Extracted material ▸
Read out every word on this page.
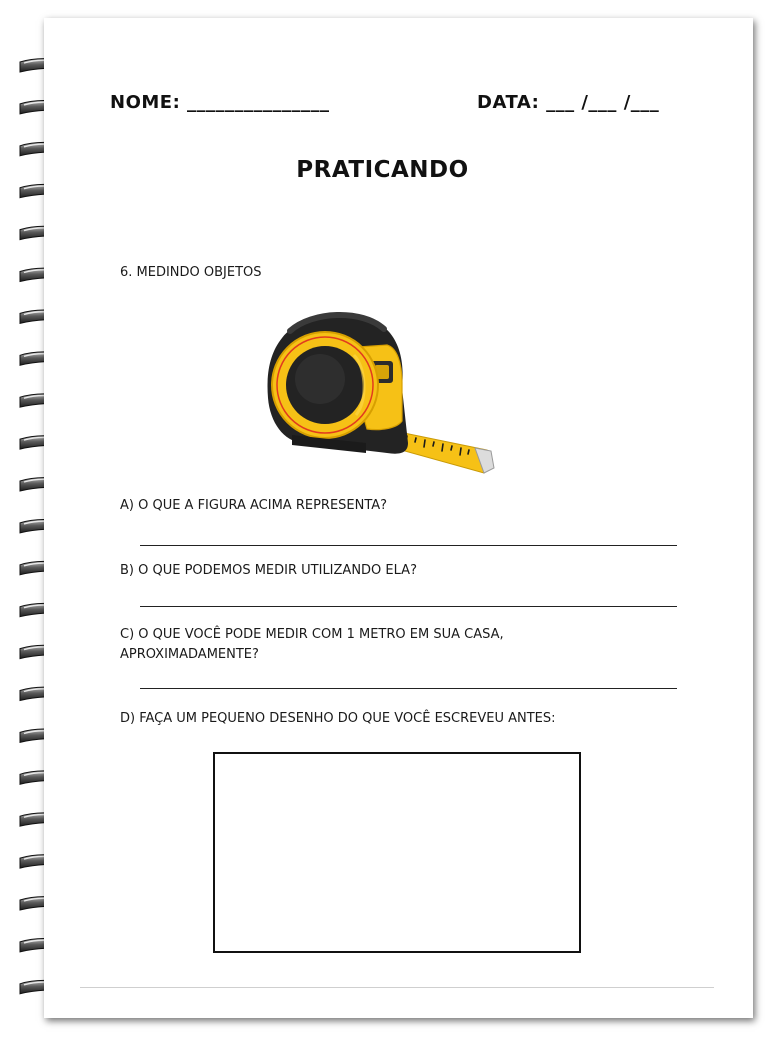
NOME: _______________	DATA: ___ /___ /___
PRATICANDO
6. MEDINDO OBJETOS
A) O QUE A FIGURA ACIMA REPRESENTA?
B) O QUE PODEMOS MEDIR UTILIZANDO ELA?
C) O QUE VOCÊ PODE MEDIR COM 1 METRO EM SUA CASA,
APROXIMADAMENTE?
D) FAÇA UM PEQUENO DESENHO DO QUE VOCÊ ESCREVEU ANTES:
--
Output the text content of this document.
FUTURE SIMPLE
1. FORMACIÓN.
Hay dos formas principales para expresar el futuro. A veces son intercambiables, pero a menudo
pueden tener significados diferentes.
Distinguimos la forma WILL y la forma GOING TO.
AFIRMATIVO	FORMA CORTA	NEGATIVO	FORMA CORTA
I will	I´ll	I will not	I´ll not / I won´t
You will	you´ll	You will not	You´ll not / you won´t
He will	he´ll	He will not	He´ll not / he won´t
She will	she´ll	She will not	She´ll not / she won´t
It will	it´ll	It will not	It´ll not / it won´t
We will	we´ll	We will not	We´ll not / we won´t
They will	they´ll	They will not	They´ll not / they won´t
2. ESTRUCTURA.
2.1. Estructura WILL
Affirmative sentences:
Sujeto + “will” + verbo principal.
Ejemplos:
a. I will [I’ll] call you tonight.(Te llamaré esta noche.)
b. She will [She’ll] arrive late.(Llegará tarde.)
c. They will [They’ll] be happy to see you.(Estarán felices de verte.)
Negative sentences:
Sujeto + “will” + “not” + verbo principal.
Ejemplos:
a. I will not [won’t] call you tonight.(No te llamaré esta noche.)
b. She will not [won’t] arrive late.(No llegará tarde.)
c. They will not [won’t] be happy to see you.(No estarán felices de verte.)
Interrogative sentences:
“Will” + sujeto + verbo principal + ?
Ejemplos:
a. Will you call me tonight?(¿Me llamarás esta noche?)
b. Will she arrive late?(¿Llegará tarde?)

Set problem ▸ State how many lines of the listing above hold the word "They", with nothing but the number.

Final result ▸ 3